◆ Directions for this task
Search the data below for the string "relative". Extract every line that contains it.
>>
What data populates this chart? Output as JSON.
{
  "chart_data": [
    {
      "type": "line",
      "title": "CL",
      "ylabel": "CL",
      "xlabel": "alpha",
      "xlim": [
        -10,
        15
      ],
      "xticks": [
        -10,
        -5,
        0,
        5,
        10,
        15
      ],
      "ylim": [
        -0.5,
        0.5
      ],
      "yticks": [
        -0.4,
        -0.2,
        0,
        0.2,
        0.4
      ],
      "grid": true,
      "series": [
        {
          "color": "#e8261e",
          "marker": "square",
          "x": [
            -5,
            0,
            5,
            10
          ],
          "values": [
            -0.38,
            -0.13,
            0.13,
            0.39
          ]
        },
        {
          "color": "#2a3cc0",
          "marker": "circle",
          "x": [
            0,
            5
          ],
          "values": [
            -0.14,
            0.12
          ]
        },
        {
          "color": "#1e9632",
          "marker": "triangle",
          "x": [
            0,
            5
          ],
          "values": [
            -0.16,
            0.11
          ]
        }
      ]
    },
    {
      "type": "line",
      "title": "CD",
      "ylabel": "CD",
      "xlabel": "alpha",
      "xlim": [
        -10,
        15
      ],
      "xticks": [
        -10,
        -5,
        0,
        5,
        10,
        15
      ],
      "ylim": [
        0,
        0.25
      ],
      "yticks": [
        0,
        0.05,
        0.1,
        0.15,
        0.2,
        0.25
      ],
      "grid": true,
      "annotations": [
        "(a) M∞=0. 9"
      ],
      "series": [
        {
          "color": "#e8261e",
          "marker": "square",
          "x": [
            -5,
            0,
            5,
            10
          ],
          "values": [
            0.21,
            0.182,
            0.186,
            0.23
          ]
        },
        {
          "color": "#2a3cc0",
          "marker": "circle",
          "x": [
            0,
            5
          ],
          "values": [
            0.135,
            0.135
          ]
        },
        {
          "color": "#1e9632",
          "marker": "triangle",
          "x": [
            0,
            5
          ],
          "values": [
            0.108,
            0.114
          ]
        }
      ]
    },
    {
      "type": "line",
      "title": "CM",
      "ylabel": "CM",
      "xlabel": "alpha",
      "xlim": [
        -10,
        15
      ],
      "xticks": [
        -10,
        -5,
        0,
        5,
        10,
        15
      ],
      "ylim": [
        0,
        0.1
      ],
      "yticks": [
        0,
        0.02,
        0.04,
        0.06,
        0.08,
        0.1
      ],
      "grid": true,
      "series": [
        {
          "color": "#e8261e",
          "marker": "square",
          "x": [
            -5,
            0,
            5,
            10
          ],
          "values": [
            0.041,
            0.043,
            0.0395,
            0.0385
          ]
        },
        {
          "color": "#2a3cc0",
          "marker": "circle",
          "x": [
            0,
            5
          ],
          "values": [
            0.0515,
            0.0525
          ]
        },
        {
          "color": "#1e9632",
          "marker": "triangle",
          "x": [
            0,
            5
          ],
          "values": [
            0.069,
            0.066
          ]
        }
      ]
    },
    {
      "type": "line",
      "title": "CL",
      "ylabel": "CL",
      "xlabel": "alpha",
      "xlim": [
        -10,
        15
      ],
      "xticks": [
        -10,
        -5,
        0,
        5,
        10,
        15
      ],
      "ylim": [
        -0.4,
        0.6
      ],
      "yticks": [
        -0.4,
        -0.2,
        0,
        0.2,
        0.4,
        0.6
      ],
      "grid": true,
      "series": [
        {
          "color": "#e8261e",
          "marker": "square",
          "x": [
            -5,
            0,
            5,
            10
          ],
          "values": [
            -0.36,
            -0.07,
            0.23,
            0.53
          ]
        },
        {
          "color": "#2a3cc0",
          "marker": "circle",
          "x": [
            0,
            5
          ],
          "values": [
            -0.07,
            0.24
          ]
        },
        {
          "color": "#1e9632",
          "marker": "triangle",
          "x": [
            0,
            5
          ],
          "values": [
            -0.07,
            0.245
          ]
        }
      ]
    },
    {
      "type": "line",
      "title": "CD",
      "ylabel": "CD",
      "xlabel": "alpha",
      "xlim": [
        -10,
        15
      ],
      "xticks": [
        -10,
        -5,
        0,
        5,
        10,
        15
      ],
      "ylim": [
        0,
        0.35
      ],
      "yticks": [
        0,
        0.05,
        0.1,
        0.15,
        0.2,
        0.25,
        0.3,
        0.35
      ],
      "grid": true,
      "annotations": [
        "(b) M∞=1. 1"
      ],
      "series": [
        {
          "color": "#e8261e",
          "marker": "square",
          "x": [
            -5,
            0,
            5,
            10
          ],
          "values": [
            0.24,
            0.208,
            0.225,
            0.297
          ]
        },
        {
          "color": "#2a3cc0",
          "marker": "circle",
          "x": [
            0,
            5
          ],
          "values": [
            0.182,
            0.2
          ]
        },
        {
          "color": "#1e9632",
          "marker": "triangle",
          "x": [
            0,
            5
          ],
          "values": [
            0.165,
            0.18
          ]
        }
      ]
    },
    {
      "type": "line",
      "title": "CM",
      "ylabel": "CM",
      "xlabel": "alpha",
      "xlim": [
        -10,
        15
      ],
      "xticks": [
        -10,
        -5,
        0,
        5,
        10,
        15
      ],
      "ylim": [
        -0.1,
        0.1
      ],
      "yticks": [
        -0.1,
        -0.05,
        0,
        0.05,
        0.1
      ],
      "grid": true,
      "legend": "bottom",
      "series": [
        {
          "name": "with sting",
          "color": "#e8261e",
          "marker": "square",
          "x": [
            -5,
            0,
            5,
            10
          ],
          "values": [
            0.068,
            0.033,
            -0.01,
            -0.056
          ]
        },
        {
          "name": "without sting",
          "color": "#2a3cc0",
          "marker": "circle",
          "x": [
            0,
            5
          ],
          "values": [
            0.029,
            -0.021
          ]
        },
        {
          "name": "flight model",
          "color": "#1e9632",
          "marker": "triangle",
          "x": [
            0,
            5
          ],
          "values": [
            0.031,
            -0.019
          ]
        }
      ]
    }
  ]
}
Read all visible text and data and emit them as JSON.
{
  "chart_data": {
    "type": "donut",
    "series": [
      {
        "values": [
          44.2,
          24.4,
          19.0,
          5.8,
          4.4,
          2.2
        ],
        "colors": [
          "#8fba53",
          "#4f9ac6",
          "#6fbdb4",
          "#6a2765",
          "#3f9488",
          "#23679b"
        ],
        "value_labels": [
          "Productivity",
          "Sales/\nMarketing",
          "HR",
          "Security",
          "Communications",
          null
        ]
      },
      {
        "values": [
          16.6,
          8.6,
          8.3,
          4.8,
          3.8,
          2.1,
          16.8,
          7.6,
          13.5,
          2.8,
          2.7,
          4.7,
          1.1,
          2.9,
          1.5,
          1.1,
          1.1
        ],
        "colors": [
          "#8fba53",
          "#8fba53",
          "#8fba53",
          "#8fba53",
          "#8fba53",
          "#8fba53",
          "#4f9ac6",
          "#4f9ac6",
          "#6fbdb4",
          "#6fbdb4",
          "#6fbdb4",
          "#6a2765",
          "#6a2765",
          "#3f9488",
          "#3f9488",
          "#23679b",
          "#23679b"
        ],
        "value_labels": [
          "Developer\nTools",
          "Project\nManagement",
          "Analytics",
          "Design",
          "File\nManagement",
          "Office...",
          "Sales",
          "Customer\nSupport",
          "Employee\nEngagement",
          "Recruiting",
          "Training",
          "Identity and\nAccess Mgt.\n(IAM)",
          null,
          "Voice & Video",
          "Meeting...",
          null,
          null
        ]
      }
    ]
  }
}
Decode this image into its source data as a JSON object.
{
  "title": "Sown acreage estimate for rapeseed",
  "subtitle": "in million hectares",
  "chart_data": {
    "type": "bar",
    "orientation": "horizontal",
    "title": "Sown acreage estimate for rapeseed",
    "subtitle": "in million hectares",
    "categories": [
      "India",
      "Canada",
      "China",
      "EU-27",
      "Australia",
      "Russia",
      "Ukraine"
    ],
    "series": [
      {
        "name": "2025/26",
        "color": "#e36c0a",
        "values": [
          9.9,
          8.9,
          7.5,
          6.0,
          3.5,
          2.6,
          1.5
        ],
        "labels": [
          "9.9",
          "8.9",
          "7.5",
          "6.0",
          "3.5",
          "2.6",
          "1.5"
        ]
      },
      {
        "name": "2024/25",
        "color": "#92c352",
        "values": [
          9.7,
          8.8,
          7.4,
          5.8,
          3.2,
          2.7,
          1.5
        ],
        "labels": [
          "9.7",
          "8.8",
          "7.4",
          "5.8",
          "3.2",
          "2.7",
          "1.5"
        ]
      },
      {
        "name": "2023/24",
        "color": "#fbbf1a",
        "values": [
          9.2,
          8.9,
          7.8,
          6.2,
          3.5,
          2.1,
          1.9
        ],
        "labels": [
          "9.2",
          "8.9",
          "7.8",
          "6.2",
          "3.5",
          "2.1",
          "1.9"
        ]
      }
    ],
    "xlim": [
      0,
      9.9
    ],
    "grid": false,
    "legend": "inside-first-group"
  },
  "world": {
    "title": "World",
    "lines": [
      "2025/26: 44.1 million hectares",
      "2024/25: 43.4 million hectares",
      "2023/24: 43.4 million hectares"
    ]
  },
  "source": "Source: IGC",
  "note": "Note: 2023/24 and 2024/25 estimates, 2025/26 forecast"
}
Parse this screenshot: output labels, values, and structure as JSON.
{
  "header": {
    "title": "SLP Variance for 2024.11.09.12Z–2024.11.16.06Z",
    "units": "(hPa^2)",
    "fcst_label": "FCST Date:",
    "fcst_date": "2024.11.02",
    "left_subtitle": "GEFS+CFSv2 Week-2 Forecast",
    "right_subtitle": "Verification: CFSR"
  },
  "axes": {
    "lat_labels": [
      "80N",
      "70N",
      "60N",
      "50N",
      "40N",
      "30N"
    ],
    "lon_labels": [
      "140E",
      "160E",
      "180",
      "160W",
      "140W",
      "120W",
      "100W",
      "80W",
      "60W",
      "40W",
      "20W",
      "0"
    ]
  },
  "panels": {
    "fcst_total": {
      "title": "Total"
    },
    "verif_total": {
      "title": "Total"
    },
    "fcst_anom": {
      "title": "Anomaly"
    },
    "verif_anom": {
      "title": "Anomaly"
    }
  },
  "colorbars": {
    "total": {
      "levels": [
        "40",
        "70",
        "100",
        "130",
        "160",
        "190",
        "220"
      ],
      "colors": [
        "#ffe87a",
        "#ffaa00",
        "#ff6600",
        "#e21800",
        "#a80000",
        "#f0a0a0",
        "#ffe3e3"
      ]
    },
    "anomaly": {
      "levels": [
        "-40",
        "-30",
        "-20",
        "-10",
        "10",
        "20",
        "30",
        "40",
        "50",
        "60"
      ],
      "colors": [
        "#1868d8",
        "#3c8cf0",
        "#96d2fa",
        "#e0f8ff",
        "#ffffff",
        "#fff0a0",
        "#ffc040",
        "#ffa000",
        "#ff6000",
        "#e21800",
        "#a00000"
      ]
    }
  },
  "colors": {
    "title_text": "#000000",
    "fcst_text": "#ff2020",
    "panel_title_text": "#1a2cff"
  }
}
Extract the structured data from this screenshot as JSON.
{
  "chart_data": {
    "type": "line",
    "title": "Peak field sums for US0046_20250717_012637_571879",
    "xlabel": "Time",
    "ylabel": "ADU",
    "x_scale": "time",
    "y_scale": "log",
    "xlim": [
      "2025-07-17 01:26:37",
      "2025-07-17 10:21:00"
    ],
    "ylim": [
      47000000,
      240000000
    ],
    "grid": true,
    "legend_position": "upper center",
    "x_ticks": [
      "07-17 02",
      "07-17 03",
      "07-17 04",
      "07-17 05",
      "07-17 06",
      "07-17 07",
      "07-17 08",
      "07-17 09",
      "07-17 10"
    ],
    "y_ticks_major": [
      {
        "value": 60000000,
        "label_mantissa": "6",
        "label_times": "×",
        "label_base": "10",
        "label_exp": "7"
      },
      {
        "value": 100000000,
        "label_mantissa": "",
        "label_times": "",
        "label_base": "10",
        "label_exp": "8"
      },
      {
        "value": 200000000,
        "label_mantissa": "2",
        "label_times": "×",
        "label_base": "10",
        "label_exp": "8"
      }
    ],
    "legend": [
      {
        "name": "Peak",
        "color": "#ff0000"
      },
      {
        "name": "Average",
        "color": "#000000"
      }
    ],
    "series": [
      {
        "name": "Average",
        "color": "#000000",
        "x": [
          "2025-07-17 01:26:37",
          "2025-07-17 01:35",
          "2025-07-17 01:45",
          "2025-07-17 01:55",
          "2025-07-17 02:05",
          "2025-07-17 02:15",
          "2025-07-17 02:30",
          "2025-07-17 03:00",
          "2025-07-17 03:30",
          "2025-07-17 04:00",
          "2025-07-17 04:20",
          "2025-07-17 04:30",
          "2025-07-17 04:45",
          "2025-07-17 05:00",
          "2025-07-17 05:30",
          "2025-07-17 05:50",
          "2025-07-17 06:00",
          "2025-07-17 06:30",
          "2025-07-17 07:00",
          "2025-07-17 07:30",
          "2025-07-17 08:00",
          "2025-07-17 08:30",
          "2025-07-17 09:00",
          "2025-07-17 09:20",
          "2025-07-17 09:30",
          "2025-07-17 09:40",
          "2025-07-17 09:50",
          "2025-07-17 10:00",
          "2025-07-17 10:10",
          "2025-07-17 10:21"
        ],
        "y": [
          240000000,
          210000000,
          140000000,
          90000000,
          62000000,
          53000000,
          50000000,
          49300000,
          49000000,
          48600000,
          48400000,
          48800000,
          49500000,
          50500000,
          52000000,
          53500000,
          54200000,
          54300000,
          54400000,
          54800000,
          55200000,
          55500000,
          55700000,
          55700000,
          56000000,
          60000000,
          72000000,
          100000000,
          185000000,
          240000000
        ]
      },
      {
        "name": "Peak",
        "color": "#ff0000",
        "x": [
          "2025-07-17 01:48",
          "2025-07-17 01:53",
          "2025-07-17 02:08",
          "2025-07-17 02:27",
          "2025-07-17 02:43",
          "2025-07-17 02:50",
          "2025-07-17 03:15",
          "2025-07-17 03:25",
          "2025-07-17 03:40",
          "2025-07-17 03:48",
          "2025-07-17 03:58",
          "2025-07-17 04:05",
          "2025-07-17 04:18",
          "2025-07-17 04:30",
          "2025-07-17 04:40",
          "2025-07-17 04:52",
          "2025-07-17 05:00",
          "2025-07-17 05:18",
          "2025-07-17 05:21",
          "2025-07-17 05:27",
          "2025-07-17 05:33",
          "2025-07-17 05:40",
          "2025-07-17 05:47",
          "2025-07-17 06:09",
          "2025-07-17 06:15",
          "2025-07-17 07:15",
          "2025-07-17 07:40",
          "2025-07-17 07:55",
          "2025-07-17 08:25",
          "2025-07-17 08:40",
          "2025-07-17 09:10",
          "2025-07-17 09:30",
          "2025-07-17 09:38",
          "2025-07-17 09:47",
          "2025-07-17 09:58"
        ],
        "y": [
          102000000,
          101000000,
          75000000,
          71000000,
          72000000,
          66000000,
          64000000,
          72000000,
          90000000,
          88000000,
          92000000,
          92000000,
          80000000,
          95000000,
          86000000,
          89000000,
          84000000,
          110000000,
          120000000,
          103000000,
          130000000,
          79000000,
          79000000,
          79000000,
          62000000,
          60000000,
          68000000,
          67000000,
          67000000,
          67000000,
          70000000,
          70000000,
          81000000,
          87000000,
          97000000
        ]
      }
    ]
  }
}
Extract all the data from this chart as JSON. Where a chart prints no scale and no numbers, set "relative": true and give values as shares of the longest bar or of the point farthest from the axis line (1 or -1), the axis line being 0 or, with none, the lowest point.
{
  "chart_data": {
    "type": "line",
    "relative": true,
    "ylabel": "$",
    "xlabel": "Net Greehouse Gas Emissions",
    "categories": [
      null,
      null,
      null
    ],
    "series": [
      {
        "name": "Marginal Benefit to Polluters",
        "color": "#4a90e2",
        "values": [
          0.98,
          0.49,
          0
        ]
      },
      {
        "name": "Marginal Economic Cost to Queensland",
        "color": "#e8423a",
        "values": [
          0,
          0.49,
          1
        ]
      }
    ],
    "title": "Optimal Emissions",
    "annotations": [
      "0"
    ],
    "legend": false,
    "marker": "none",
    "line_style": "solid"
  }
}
<<
◆ Task response
Extract all the data from this chart as JSON. Where a chart prints no scale and no numbers, set "relative": true and give values as shares of the longest bar or of the point farthest from the axis line (1 or -1), the axis line being 0 or, with none, the lowest point.
    "relative": true,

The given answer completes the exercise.